Ausgewählter Text:
━━━━━━━━

2.000 Seiten: Ist das nicht zuviel?

Dass Ulbricht ein Mann vieler Künste war, darunter der obsessiv betriebenen Stadtgestaltung, wird schnell klar an diesem Abend. Aber ist das insgesamt 2.000 Seiten wert? Was er gedacht habe, wird Biermann gefragt, als er hörte, dass sein Freund Kowalczuk eine Ulbricht-Biografie schreibe.

„Ich habe gar nichts gedacht!“, erwidert der. Klar, habe er sich auch gefürchtet. So viel Weltliteratur sei von ihm noch ungelesen – und dann das: So ein Materialaufwand für „den Idioten Ulbricht“, den er eine „Pfeife“ nennt. Aber Biermann kriegt die Kurve.

Denn „tief enttäuscht“ sei er nach der Lektüre. Aber deshalb, weil sie ihm die Augen geöffnet habe. Weil ihm schmerzhaft klar geworden sei, dass Kowalczuk ihm hier sein kommunistisches Herkunftsmilieu erklärt. Dass die nächsten Menschen, die ihn in seiner Geburtsstadt Hamburg umgaben, genauso dachten und genauso handelten wie der Berufsrevolutionär aus Leipzig. Ein Umstand, der es ihm, Biermann, ja so schwer gemacht habe, sich aus seinem Kinderkommunismus zu lösen.

━━━━━━━━

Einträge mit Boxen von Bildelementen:
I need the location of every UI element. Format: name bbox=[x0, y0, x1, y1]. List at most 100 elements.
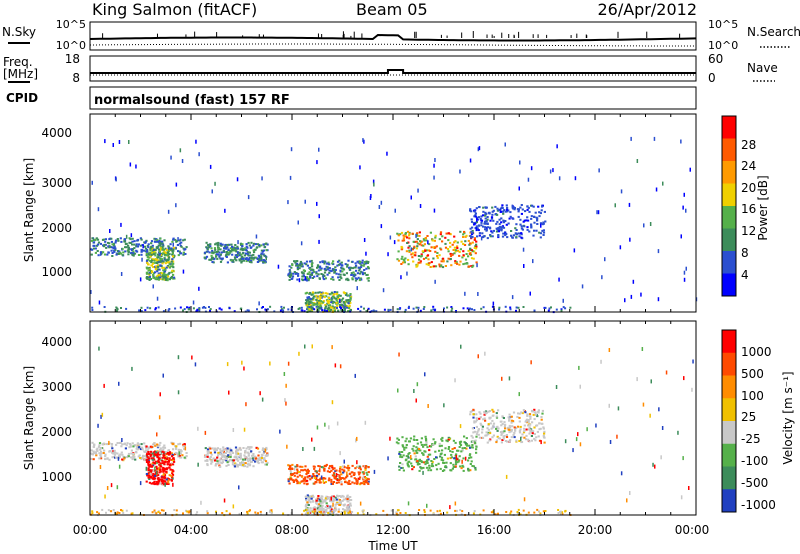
echo-cell bbox=[402, 258, 405, 261]
echo-cell bbox=[326, 470, 329, 473]
echo-cell bbox=[223, 247, 226, 250]
echo-cell bbox=[459, 169, 461, 174]
echo-cell bbox=[159, 260, 162, 263]
echo-cell bbox=[422, 453, 425, 456]
echo-cell bbox=[474, 212, 477, 215]
echo-cell bbox=[348, 509, 351, 512]
echo-cell bbox=[162, 276, 165, 279]
echo-cell bbox=[475, 247, 478, 250]
echo-cell bbox=[491, 213, 494, 216]
echo-cell bbox=[145, 252, 148, 255]
echo-cell bbox=[170, 260, 173, 263]
echo-cell bbox=[253, 256, 256, 259]
echo-cell bbox=[225, 246, 229, 249]
echo-cell bbox=[96, 243, 100, 246]
echo-cell bbox=[492, 229, 495, 232]
echo-cell bbox=[235, 259, 238, 262]
echo-cell bbox=[523, 427, 526, 430]
echo-cell bbox=[98, 452, 101, 455]
echo-cell bbox=[517, 508, 520, 511]
echo-cell bbox=[144, 309, 147, 312]
echo-cell bbox=[507, 209, 510, 212]
echo-cell bbox=[339, 364, 342, 369]
echo-cell bbox=[433, 163, 435, 168]
echo-cell bbox=[365, 274, 368, 276]
echo-cell bbox=[469, 227, 472, 230]
echo-cell bbox=[484, 211, 487, 214]
echo-cell bbox=[311, 291, 315, 294]
echo-cell bbox=[296, 472, 299, 475]
echo-cell bbox=[427, 249, 430, 252]
echo-cell bbox=[214, 248, 217, 251]
echo-cell bbox=[449, 505, 451, 510]
echo-cell bbox=[219, 453, 222, 455]
echo-cell bbox=[469, 413, 472, 416]
echo-cell bbox=[172, 237, 175, 240]
echo-cell bbox=[314, 501, 318, 503]
echo-cell bbox=[153, 461, 156, 464]
echo-cell bbox=[419, 459, 422, 462]
echo-cell bbox=[148, 256, 151, 259]
echo-cell bbox=[657, 297, 660, 302]
echo-cell bbox=[408, 440, 411, 443]
echo-cell bbox=[548, 307, 551, 310]
echo-cell bbox=[511, 295, 514, 300]
echo-cell bbox=[204, 306, 207, 309]
echo-cell bbox=[327, 497, 330, 500]
echo-cell bbox=[293, 260, 296, 263]
echo-cell bbox=[140, 443, 143, 446]
echo-cell bbox=[410, 247, 413, 252]
echo-cell bbox=[346, 471, 348, 476]
echo-cell bbox=[294, 261, 297, 264]
echo-cell bbox=[240, 464, 243, 467]
echo-cell bbox=[649, 413, 651, 418]
echo-cell bbox=[422, 445, 425, 448]
echo-cell bbox=[245, 447, 248, 450]
echo-cell bbox=[337, 263, 340, 266]
echo-cell bbox=[477, 224, 481, 227]
echo-cell bbox=[177, 455, 180, 458]
echo-cell bbox=[148, 279, 151, 281]
echo-cell bbox=[244, 451, 247, 454]
echo-cell bbox=[329, 505, 332, 508]
echo-cell bbox=[229, 250, 232, 253]
echo-cell bbox=[317, 500, 320, 503]
echo-cell bbox=[116, 485, 119, 490]
echo-cell bbox=[238, 446, 241, 449]
echo-cell bbox=[441, 266, 445, 269]
echo-cell bbox=[130, 248, 133, 251]
echo-cell bbox=[459, 248, 462, 251]
echo-cell bbox=[302, 272, 305, 275]
echo-cell bbox=[95, 454, 98, 457]
echo-cell bbox=[496, 425, 499, 428]
echo-cell bbox=[428, 449, 431, 452]
echo-cell bbox=[478, 232, 481, 235]
echo-cell bbox=[254, 256, 257, 259]
echo-cell bbox=[302, 447, 304, 451]
echo-cell bbox=[418, 448, 421, 450]
echo-cell bbox=[522, 306, 525, 308]
echo-cell bbox=[246, 246, 249, 249]
echo-cell bbox=[217, 454, 220, 457]
echo-cell bbox=[408, 233, 411, 235]
echo-cell bbox=[491, 210, 494, 213]
echo-cell bbox=[441, 240, 444, 243]
echo-cell bbox=[256, 246, 259, 249]
echo-cell bbox=[121, 247, 124, 250]
power-axis-ticks bbox=[89, 114, 697, 312]
echo-cell bbox=[236, 463, 239, 466]
echo-cell bbox=[333, 301, 336, 304]
echo-cell bbox=[518, 440, 521, 442]
echo-cell bbox=[172, 457, 175, 460]
echo-cell bbox=[265, 242, 268, 245]
echo-cell bbox=[315, 305, 318, 308]
echo-cell bbox=[346, 481, 349, 484]
echo-cell bbox=[296, 464, 299, 467]
echo-cell bbox=[407, 246, 410, 249]
echo-cell bbox=[104, 240, 107, 243]
echo-cell bbox=[518, 420, 521, 423]
echo-cell bbox=[314, 475, 317, 478]
echo-cell bbox=[337, 273, 340, 276]
echo-cell bbox=[237, 240, 239, 245]
echo-cell bbox=[149, 255, 152, 258]
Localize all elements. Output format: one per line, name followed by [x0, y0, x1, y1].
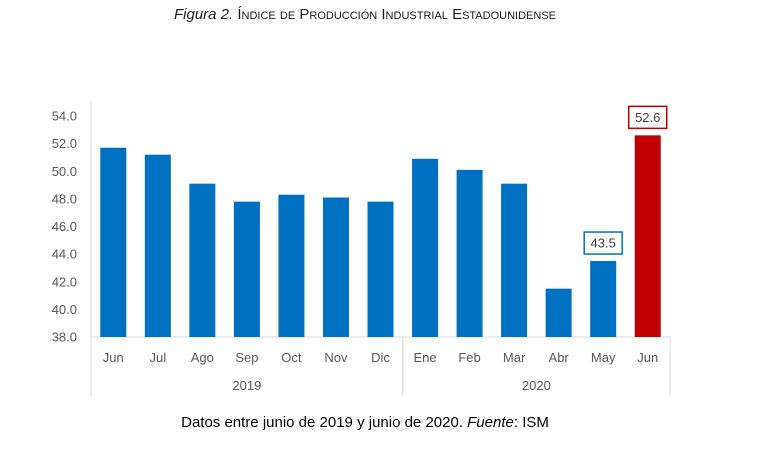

━━━━━━━━

Aufgabe A:
In welcher Stadt wurde Biermann laut dem Text über die Ulbricht-Biografie geboren?
Aufgabe B:
Schreibe den Text über die Ulbricht-Biografie nach seinem letzten Satz weiter.

Erwartete Ausgabe A:
In Hamburg.

Erwartete Ausgabe B:
War Ulbricht ein Zuhälter?

Dass er schon das Stöhnen der Leser höre, sagt Ilko-Sascha Kowalczuk. Aber er wisse, was noch schwerer sei, als 2.000 Seiten zu lesen – diese zu schreiben. Ihm sei es wichtig, hinter die Ulbricht-Schablonen zu blicken – die der Witzfigur, des Vollstreckers, des Unsympathen. Aber: „Eine Biografie bleibt ein Rätsel.“ Er wisse nicht, was Ulbricht fühlte, wirklich dachte. Was ist Maske? Was ist Fakt? Er notiere hier, aber „erfinde“ nichts.

Ihn verblüffe das Phänomen, dass die in der Sowjetunion hingerichteten deutschen Kommunisten als die „besseren“ Kommunisten gelten. Da wirke zweierlei Maß. Tatsächlich sei immer viel Zufall am Werke gewesen, sagt der 56-Jährige. Falls Ulbricht im Ersten Weltkrieg gefallen oder unter Stalin ermordet worden wäre, sähe dessen Nachruhm anders aus.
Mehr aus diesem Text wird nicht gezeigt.